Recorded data
**********
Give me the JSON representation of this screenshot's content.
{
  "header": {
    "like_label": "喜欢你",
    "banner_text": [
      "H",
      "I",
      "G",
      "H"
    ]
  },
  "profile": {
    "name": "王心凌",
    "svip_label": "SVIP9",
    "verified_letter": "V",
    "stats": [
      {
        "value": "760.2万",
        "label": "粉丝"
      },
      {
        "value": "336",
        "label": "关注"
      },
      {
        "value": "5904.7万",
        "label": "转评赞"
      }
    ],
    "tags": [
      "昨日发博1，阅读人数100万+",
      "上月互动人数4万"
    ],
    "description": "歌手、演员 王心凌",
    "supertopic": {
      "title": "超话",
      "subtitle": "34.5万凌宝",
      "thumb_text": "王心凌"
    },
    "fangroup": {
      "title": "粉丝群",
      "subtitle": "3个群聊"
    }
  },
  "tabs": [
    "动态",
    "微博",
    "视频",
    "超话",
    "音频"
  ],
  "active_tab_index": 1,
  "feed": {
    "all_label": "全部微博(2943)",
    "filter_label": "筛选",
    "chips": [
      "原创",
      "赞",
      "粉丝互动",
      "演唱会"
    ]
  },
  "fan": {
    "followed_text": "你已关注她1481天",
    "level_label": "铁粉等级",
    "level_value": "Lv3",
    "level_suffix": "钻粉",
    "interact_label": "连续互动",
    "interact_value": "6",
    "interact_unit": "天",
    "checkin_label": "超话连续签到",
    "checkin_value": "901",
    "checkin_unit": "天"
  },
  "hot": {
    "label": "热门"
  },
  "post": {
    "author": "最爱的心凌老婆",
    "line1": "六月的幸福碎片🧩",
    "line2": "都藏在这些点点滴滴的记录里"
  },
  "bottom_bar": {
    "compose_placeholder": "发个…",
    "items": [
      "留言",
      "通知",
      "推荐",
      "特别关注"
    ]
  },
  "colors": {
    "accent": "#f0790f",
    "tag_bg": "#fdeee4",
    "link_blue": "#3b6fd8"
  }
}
**********
Directions
Repeat every line of the material exactly as given.

Expected output
Give me the JSON representation of this screenshot's content.
{
  "header": {
    "like_label": "喜欢你",
    "banner_text": [
      "H",
      "I",
      "G",
      "H"
    ]
  },
  "profile": {
    "name": "王心凌",
    "svip_label": "SVIP9",
    "verified_letter": "V",
    "stats": [
      {
        "value": "760.2万",
        "label": "粉丝"
      },
      {
        "value": "336",
        "label": "关注"
      },
      {
        "value": "5904.7万",
        "label": "转评赞"
      }
    ],
    "tags": [
      "昨日发博1，阅读人数100万+",
      "上月互动人数4万"
    ],
    "description": "歌手、演员 王心凌",
    "supertopic": {
      "title": "超话",
      "subtitle": "34.5万凌宝",
      "thumb_text": "王心凌"
    },
    "fangroup": {
      "title": "粉丝群",
      "subtitle": "3个群聊"
    }
  },
  "tabs": [
    "动态",
    "微博",
    "视频",
    "超话",
    "音频"
  ],
  "active_tab_index": 1,
  "feed": {
    "all_label": "全部微博(2943)",
    "filter_label": "筛选",
    "chips": [
      "原创",
      "赞",
      "粉丝互动",
      "演唱会"
    ]
  },
  "fan": {
    "followed_text": "你已关注她1481天",
    "level_label": "铁粉等级",
    "level_value": "Lv3",
    "level_suffix": "钻粉",
    "interact_label": "连续互动",
    "interact_value": "6",
    "interact_unit": "天",
    "checkin_label": "超话连续签到",
    "checkin_value": "901",
    "checkin_unit": "天"
  },
  "hot": {
    "label": "热门"
  },
  "post": {
    "author": "最爱的心凌老婆",
    "line1": "六月的幸福碎片🧩",
    "line2": "都藏在这些点点滴滴的记录里"
  },
  "bottom_bar": {
    "compose_placeholder": "发个…",
    "items": [
      "留言",
      "通知",
      "推荐",
      "特别关注"
    ]
  },
  "colors": {
    "accent": "#f0790f",
    "tag_bg": "#fdeee4",
    "link_blue": "#3b6fd8"
  }
}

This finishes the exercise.